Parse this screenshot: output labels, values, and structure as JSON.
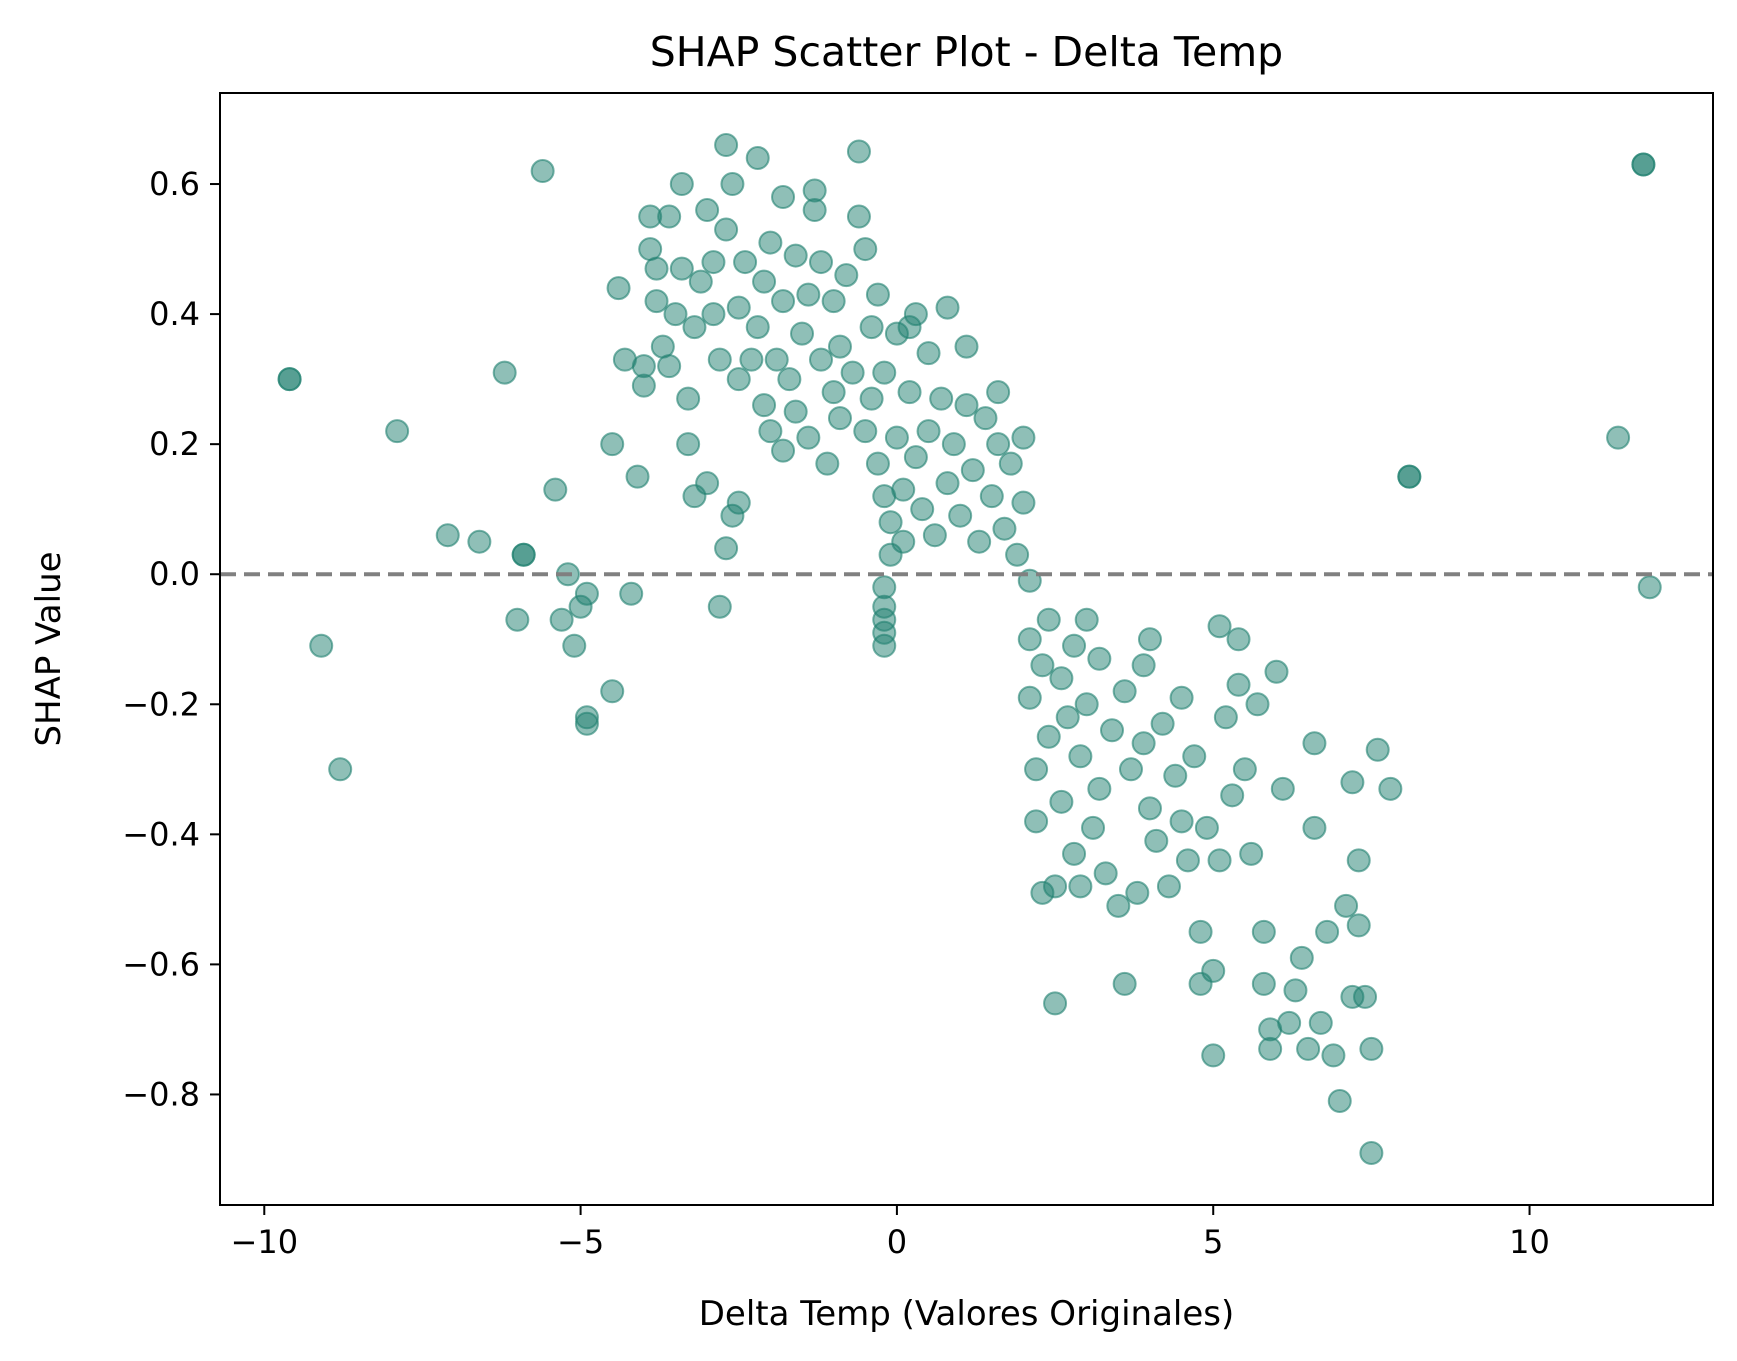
{
  "chart_data": {
    "type": "scatter",
    "title": "SHAP Scatter Plot - Delta Temp",
    "xlabel": "Delta Temp (Valores Originales)",
    "ylabel": "SHAP Value",
    "xlim": [
      -10.7,
      12.9
    ],
    "ylim": [
      -0.97,
      0.74
    ],
    "xticks": [
      -10,
      -5,
      0,
      5,
      10
    ],
    "xtick_labels": [
      "−10",
      "−5",
      "0",
      "5",
      "10"
    ],
    "yticks": [
      0.6,
      0.4,
      0.2,
      0.0,
      -0.2,
      -0.4,
      -0.6,
      -0.8
    ],
    "ytick_labels": [
      "0.6",
      "0.4",
      "0.2",
      "0.0",
      "−0.2",
      "−0.4",
      "−0.6",
      "−0.8"
    ],
    "reference_line": {
      "y": 0.0,
      "style": "dashed",
      "color": "#808080"
    },
    "grid": false,
    "marker_color": "#1f8070",
    "marker_alpha": 0.5,
    "points": [
      [
        -9.6,
        0.3
      ],
      [
        -9.6,
        0.3
      ],
      [
        -9.1,
        -0.11
      ],
      [
        -8.8,
        -0.3
      ],
      [
        -7.9,
        0.22
      ],
      [
        -7.1,
        0.06
      ],
      [
        -6.6,
        0.05
      ],
      [
        -6.2,
        0.31
      ],
      [
        -6.0,
        -0.07
      ],
      [
        -5.9,
        0.03
      ],
      [
        -5.9,
        0.03
      ],
      [
        -5.6,
        0.62
      ],
      [
        -5.4,
        0.13
      ],
      [
        -5.3,
        -0.07
      ],
      [
        -5.2,
        0.0
      ],
      [
        -5.1,
        -0.11
      ],
      [
        -5.0,
        -0.05
      ],
      [
        -4.9,
        -0.03
      ],
      [
        -4.9,
        -0.22
      ],
      [
        -4.9,
        -0.23
      ],
      [
        -4.5,
        -0.18
      ],
      [
        -4.5,
        0.2
      ],
      [
        -4.4,
        0.44
      ],
      [
        -4.3,
        0.33
      ],
      [
        -4.2,
        -0.03
      ],
      [
        -4.1,
        0.15
      ],
      [
        -4.0,
        0.29
      ],
      [
        -4.0,
        0.32
      ],
      [
        -3.9,
        0.55
      ],
      [
        -3.9,
        0.5
      ],
      [
        -3.8,
        0.42
      ],
      [
        -3.8,
        0.47
      ],
      [
        -3.7,
        0.35
      ],
      [
        -3.6,
        0.55
      ],
      [
        -3.6,
        0.32
      ],
      [
        -3.5,
        0.4
      ],
      [
        -3.4,
        0.47
      ],
      [
        -3.4,
        0.6
      ],
      [
        -3.3,
        0.27
      ],
      [
        -3.3,
        0.2
      ],
      [
        -3.2,
        0.12
      ],
      [
        -3.2,
        0.38
      ],
      [
        -3.1,
        0.45
      ],
      [
        -3.0,
        0.56
      ],
      [
        -3.0,
        0.14
      ],
      [
        -2.9,
        0.4
      ],
      [
        -2.9,
        0.48
      ],
      [
        -2.8,
        -0.05
      ],
      [
        -2.8,
        0.33
      ],
      [
        -2.7,
        0.04
      ],
      [
        -2.7,
        0.66
      ],
      [
        -2.7,
        0.53
      ],
      [
        -2.6,
        0.6
      ],
      [
        -2.6,
        0.09
      ],
      [
        -2.5,
        0.11
      ],
      [
        -2.5,
        0.3
      ],
      [
        -2.5,
        0.41
      ],
      [
        -2.4,
        0.48
      ],
      [
        -2.3,
        0.33
      ],
      [
        -2.2,
        0.38
      ],
      [
        -2.2,
        0.64
      ],
      [
        -2.1,
        0.26
      ],
      [
        -2.1,
        0.45
      ],
      [
        -2.0,
        0.51
      ],
      [
        -2.0,
        0.22
      ],
      [
        -1.9,
        0.33
      ],
      [
        -1.8,
        0.19
      ],
      [
        -1.8,
        0.42
      ],
      [
        -1.8,
        0.58
      ],
      [
        -1.7,
        0.3
      ],
      [
        -1.6,
        0.25
      ],
      [
        -1.6,
        0.49
      ],
      [
        -1.5,
        0.37
      ],
      [
        -1.4,
        0.43
      ],
      [
        -1.4,
        0.21
      ],
      [
        -1.3,
        0.56
      ],
      [
        -1.3,
        0.59
      ],
      [
        -1.2,
        0.33
      ],
      [
        -1.2,
        0.48
      ],
      [
        -1.1,
        0.17
      ],
      [
        -1.0,
        0.28
      ],
      [
        -1.0,
        0.42
      ],
      [
        -0.9,
        0.35
      ],
      [
        -0.9,
        0.24
      ],
      [
        -0.8,
        0.46
      ],
      [
        -0.7,
        0.31
      ],
      [
        -0.6,
        0.55
      ],
      [
        -0.6,
        0.65
      ],
      [
        -0.5,
        0.5
      ],
      [
        -0.5,
        0.22
      ],
      [
        -0.4,
        0.38
      ],
      [
        -0.4,
        0.27
      ],
      [
        -0.3,
        0.43
      ],
      [
        -0.3,
        0.17
      ],
      [
        -0.2,
        0.12
      ],
      [
        -0.2,
        0.31
      ],
      [
        -0.2,
        -0.02
      ],
      [
        -0.2,
        -0.05
      ],
      [
        -0.2,
        -0.07
      ],
      [
        -0.2,
        -0.09
      ],
      [
        -0.2,
        -0.11
      ],
      [
        -0.1,
        0.08
      ],
      [
        -0.1,
        0.03
      ],
      [
        0.0,
        0.37
      ],
      [
        0.0,
        0.21
      ],
      [
        0.1,
        0.05
      ],
      [
        0.1,
        0.13
      ],
      [
        0.2,
        0.28
      ],
      [
        0.2,
        0.38
      ],
      [
        0.3,
        0.4
      ],
      [
        0.3,
        0.18
      ],
      [
        0.4,
        0.1
      ],
      [
        0.5,
        0.34
      ],
      [
        0.5,
        0.22
      ],
      [
        0.6,
        0.06
      ],
      [
        0.7,
        0.27
      ],
      [
        0.8,
        0.41
      ],
      [
        0.8,
        0.14
      ],
      [
        0.9,
        0.2
      ],
      [
        1.0,
        0.09
      ],
      [
        1.1,
        0.26
      ],
      [
        1.1,
        0.35
      ],
      [
        1.2,
        0.16
      ],
      [
        1.3,
        0.05
      ],
      [
        1.4,
        0.24
      ],
      [
        1.5,
        0.12
      ],
      [
        1.6,
        0.28
      ],
      [
        1.6,
        0.2
      ],
      [
        1.7,
        0.07
      ],
      [
        1.8,
        0.17
      ],
      [
        1.9,
        0.03
      ],
      [
        2.0,
        0.21
      ],
      [
        2.0,
        0.11
      ],
      [
        2.1,
        -0.01
      ],
      [
        2.1,
        -0.1
      ],
      [
        2.1,
        -0.19
      ],
      [
        2.2,
        -0.3
      ],
      [
        2.2,
        -0.38
      ],
      [
        2.3,
        -0.49
      ],
      [
        2.3,
        -0.14
      ],
      [
        2.4,
        -0.25
      ],
      [
        2.4,
        -0.07
      ],
      [
        2.5,
        -0.48
      ],
      [
        2.5,
        -0.66
      ],
      [
        2.6,
        -0.35
      ],
      [
        2.6,
        -0.16
      ],
      [
        2.7,
        -0.22
      ],
      [
        2.8,
        -0.11
      ],
      [
        2.8,
        -0.43
      ],
      [
        2.9,
        -0.48
      ],
      [
        2.9,
        -0.28
      ],
      [
        3.0,
        -0.07
      ],
      [
        3.0,
        -0.2
      ],
      [
        3.1,
        -0.39
      ],
      [
        3.2,
        -0.33
      ],
      [
        3.2,
        -0.13
      ],
      [
        3.3,
        -0.46
      ],
      [
        3.4,
        -0.24
      ],
      [
        3.5,
        -0.51
      ],
      [
        3.6,
        -0.18
      ],
      [
        3.6,
        -0.63
      ],
      [
        3.7,
        -0.3
      ],
      [
        3.8,
        -0.49
      ],
      [
        3.9,
        -0.14
      ],
      [
        3.9,
        -0.26
      ],
      [
        4.0,
        -0.1
      ],
      [
        4.0,
        -0.36
      ],
      [
        4.1,
        -0.41
      ],
      [
        4.2,
        -0.23
      ],
      [
        4.3,
        -0.48
      ],
      [
        4.4,
        -0.31
      ],
      [
        4.5,
        -0.19
      ],
      [
        4.5,
        -0.38
      ],
      [
        4.6,
        -0.44
      ],
      [
        4.7,
        -0.28
      ],
      [
        4.8,
        -0.55
      ],
      [
        4.8,
        -0.63
      ],
      [
        4.9,
        -0.39
      ],
      [
        5.0,
        -0.61
      ],
      [
        5.0,
        -0.74
      ],
      [
        5.1,
        -0.44
      ],
      [
        5.1,
        -0.08
      ],
      [
        5.2,
        -0.22
      ],
      [
        5.3,
        -0.34
      ],
      [
        5.4,
        -0.1
      ],
      [
        5.4,
        -0.17
      ],
      [
        5.5,
        -0.3
      ],
      [
        5.6,
        -0.43
      ],
      [
        5.7,
        -0.2
      ],
      [
        5.8,
        -0.55
      ],
      [
        5.8,
        -0.63
      ],
      [
        5.9,
        -0.7
      ],
      [
        5.9,
        -0.73
      ],
      [
        6.0,
        -0.15
      ],
      [
        6.1,
        -0.33
      ],
      [
        6.2,
        -0.69
      ],
      [
        6.3,
        -0.64
      ],
      [
        6.4,
        -0.59
      ],
      [
        6.5,
        -0.73
      ],
      [
        6.6,
        -0.39
      ],
      [
        6.6,
        -0.26
      ],
      [
        6.7,
        -0.69
      ],
      [
        6.8,
        -0.55
      ],
      [
        6.9,
        -0.74
      ],
      [
        7.0,
        -0.81
      ],
      [
        7.1,
        -0.51
      ],
      [
        7.2,
        -0.65
      ],
      [
        7.2,
        -0.32
      ],
      [
        7.3,
        -0.44
      ],
      [
        7.3,
        -0.54
      ],
      [
        7.4,
        -0.65
      ],
      [
        7.5,
        -0.89
      ],
      [
        7.5,
        -0.73
      ],
      [
        7.6,
        -0.27
      ],
      [
        7.8,
        -0.33
      ],
      [
        8.1,
        0.15
      ],
      [
        8.1,
        0.15
      ],
      [
        11.4,
        0.21
      ],
      [
        11.8,
        0.63
      ],
      [
        11.8,
        0.63
      ],
      [
        11.9,
        -0.02
      ]
    ]
  }
}
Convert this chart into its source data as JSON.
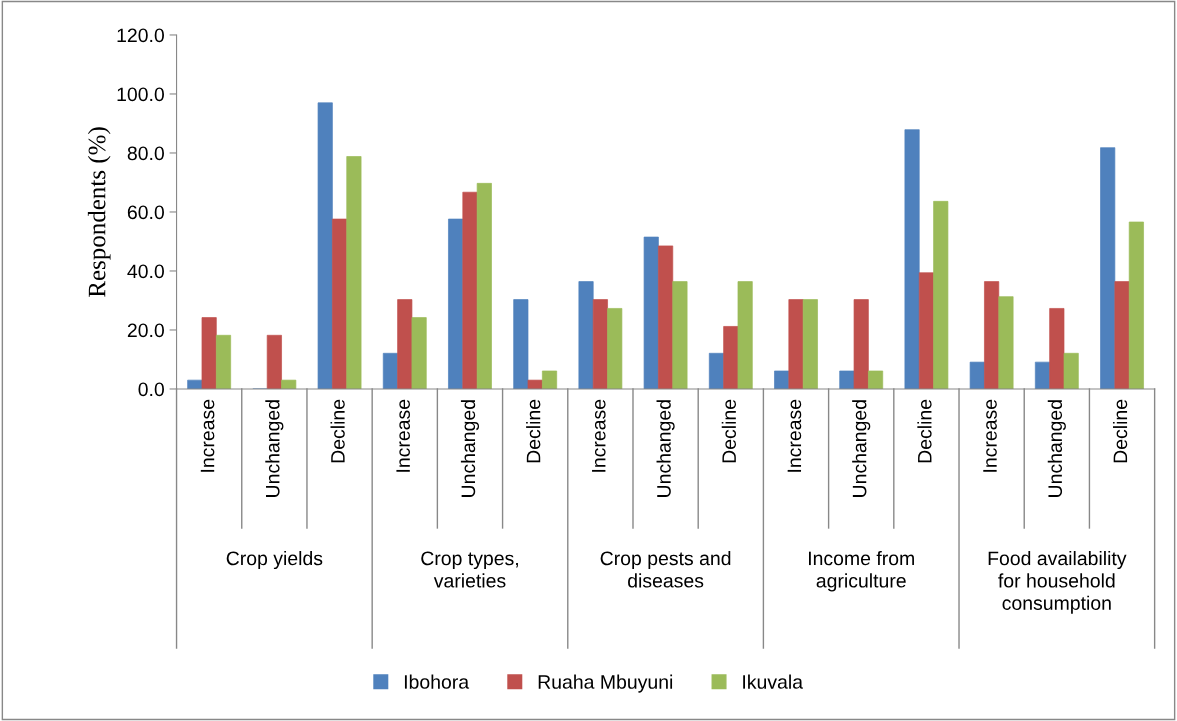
{
  "chart_data": {
    "type": "bar",
    "ylabel": "Respondents (%)",
    "categories": [
      "Increase",
      "Unchanged",
      "Decline",
      "Increase",
      "Unchanged",
      "Decline",
      "Increase",
      "Unchanged",
      "Decline",
      "Increase",
      "Unchanged",
      "Decline",
      "Increase",
      "Unchanged",
      "Decline"
    ],
    "annotations": [
      "Crop yields",
      "Crop types,\nvarieties",
      "Crop pests and\ndiseases",
      "Income from\nagriculture",
      "Food availability\nfor household\nconsumption"
    ],
    "series": [
      {
        "name": "Ibohora",
        "color": "#4f81bd",
        "values": [
          3.0,
          0.0,
          97.0,
          12.1,
          57.6,
          30.3,
          36.4,
          51.5,
          12.1,
          6.1,
          6.1,
          87.9,
          9.1,
          9.1,
          81.8
        ]
      },
      {
        "name": "Ruaha Mbuyuni",
        "color": "#c0504d",
        "values": [
          24.2,
          18.2,
          57.6,
          30.3,
          66.7,
          3.0,
          30.3,
          48.5,
          21.2,
          30.3,
          30.3,
          39.4,
          36.4,
          27.3,
          36.4
        ]
      },
      {
        "name": "Ikuvala",
        "color": "#9bbb59",
        "values": [
          18.2,
          3.0,
          78.8,
          24.2,
          69.7,
          6.1,
          27.3,
          36.4,
          36.4,
          30.3,
          6.1,
          63.6,
          31.3,
          12.1,
          56.6
        ]
      }
    ],
    "ylim": [
      0,
      120
    ],
    "yticks": [
      {
        "value": 0,
        "label": "0.0"
      },
      {
        "value": 20,
        "label": "20.0"
      },
      {
        "value": 40,
        "label": "40.0"
      },
      {
        "value": 60,
        "label": "60.0"
      },
      {
        "value": 80,
        "label": "80.0"
      },
      {
        "value": 100,
        "label": "100.0"
      },
      {
        "value": 120,
        "label": "120.0"
      }
    ],
    "grid": false,
    "legend": "bottom"
  }
}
__________________________________________________
Do this:
Check each line above for "Delta" and return the ones that have it.

Solution to the exercise:
    "title": "SHAP Scatter Plot - Delta Temp",
    "xlabel": "Delta Temp (Valores Originales)",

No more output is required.